Goal
Your task is to copy every line of the records below that contains "fibonacci".

(Records)

=-=-=

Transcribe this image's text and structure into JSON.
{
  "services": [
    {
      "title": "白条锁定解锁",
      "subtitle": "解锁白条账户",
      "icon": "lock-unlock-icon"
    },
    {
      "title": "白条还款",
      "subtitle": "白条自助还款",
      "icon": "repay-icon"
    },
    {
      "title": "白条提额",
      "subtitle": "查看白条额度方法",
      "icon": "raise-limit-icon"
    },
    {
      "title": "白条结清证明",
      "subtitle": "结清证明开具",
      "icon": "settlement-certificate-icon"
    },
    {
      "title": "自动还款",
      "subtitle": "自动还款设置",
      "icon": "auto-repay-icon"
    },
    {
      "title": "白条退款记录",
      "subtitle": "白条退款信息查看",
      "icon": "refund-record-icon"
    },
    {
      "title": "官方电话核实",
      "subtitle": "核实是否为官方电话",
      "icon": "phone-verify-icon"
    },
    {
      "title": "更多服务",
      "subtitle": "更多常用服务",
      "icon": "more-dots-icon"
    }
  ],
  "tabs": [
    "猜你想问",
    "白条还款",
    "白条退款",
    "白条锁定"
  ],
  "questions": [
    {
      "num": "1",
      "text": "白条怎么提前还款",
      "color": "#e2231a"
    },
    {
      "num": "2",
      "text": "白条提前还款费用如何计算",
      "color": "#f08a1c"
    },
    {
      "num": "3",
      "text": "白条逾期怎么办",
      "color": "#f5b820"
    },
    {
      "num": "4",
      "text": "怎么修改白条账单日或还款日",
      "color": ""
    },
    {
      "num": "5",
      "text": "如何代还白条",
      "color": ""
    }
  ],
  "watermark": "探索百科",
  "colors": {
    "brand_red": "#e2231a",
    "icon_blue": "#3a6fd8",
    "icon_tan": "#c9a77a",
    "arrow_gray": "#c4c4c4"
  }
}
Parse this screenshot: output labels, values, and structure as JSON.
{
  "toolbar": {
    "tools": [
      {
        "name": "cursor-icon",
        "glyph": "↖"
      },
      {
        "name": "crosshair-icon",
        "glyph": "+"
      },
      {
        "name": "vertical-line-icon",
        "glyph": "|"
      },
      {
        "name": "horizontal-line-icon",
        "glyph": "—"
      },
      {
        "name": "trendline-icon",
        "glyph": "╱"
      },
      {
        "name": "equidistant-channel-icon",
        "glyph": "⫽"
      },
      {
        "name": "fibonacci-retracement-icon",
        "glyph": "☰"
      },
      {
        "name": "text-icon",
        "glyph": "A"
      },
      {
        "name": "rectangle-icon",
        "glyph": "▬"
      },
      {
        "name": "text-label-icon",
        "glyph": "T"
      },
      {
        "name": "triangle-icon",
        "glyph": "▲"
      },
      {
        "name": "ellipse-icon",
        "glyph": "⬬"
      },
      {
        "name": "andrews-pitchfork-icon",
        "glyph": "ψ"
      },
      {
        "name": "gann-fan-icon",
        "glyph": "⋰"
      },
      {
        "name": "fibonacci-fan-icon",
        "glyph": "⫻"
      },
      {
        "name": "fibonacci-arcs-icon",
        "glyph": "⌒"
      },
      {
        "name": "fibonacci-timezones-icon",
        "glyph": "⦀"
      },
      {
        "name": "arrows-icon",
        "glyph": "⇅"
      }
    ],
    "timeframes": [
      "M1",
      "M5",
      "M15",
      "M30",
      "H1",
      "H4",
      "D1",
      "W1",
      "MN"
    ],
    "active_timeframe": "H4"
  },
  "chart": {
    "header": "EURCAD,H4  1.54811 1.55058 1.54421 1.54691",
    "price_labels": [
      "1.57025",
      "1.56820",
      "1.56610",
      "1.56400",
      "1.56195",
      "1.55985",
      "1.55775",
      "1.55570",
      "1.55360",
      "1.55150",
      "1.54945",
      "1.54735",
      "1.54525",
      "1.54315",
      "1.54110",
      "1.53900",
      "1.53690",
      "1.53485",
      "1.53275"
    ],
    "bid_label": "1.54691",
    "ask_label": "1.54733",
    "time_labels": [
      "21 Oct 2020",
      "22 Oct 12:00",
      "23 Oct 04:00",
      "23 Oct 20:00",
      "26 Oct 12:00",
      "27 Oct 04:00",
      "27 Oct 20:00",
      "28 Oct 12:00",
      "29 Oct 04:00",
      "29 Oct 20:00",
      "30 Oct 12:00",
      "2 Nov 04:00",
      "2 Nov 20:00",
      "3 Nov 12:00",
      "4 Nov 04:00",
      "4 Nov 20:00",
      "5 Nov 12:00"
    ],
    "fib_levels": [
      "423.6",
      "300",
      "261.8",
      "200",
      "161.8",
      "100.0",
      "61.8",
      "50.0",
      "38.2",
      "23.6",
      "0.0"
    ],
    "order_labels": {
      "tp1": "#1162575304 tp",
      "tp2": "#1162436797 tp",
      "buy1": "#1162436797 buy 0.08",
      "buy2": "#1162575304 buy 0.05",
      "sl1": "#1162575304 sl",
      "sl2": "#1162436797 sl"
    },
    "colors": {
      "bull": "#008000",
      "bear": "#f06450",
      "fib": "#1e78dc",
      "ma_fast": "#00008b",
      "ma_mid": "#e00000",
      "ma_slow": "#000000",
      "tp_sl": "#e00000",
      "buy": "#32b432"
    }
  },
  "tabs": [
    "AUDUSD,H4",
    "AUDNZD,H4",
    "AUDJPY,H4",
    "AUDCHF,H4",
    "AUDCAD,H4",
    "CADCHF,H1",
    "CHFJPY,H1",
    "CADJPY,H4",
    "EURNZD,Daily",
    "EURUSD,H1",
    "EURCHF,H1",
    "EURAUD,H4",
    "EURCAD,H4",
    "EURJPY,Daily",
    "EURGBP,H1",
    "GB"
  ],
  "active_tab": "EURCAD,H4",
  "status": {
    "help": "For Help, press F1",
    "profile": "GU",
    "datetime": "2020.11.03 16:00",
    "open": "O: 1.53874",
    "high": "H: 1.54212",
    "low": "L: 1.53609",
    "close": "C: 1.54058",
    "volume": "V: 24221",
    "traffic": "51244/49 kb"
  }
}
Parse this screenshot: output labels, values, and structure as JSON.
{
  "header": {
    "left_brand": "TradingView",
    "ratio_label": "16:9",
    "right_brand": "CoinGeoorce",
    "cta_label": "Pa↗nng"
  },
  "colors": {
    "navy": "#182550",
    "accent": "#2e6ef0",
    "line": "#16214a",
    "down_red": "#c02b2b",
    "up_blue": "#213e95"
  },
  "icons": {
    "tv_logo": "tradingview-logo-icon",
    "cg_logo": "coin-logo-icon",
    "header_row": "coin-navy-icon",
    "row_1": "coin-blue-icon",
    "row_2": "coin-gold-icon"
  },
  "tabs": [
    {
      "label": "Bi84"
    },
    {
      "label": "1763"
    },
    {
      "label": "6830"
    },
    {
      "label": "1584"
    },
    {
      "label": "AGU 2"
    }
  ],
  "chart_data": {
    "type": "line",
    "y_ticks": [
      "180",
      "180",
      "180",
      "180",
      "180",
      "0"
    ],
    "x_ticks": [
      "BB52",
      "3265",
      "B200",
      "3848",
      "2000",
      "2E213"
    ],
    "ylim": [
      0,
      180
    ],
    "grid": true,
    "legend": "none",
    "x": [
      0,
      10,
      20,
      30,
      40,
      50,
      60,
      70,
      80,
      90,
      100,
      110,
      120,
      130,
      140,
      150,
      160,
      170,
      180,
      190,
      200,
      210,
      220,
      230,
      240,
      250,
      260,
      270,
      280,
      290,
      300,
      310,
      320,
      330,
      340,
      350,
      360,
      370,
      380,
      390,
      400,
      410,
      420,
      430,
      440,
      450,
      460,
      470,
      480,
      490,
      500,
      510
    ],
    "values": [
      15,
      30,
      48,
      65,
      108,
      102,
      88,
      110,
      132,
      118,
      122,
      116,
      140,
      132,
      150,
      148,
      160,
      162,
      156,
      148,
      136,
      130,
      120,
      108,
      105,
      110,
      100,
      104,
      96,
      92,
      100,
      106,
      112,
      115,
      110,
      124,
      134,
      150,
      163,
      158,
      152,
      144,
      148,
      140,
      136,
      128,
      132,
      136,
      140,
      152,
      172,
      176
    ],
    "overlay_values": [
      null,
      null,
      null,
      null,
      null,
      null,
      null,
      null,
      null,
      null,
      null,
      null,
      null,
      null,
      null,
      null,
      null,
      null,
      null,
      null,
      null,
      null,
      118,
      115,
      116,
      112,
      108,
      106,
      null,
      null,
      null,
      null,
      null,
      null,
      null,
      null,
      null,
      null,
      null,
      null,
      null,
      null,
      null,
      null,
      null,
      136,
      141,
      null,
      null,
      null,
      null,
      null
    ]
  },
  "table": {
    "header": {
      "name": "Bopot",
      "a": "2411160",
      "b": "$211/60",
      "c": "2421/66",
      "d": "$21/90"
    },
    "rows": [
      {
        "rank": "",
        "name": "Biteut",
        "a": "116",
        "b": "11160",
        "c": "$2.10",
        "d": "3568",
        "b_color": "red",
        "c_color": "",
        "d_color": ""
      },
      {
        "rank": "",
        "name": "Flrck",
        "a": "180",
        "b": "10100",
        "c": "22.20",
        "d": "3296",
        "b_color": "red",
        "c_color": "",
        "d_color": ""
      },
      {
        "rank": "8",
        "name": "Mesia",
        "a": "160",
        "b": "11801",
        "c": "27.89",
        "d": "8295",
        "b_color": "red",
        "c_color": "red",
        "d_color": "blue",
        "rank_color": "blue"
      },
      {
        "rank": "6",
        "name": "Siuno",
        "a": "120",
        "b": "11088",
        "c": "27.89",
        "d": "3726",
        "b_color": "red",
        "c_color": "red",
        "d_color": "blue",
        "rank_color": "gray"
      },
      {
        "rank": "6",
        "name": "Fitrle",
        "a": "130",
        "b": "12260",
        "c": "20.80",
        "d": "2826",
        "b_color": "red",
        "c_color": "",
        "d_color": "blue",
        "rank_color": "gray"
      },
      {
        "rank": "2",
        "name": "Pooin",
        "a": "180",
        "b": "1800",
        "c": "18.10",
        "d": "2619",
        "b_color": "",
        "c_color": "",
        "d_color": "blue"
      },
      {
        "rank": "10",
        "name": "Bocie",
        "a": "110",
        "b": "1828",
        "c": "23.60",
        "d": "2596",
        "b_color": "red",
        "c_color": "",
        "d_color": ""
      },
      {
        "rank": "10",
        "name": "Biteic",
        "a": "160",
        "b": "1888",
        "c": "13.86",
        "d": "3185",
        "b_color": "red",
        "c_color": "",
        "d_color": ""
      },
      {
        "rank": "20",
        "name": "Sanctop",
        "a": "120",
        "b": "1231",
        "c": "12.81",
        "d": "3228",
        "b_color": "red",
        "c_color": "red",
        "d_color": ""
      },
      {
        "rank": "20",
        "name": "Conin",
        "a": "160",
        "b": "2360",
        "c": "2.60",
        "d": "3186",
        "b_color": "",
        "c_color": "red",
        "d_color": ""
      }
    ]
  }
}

=-=-=

Solution to the problem
        "name": "fibonacci-retracement-icon",
        "name": "fibonacci-fan-icon",
        "name": "fibonacci-arcs-icon",
        "name": "fibonacci-timezones-icon",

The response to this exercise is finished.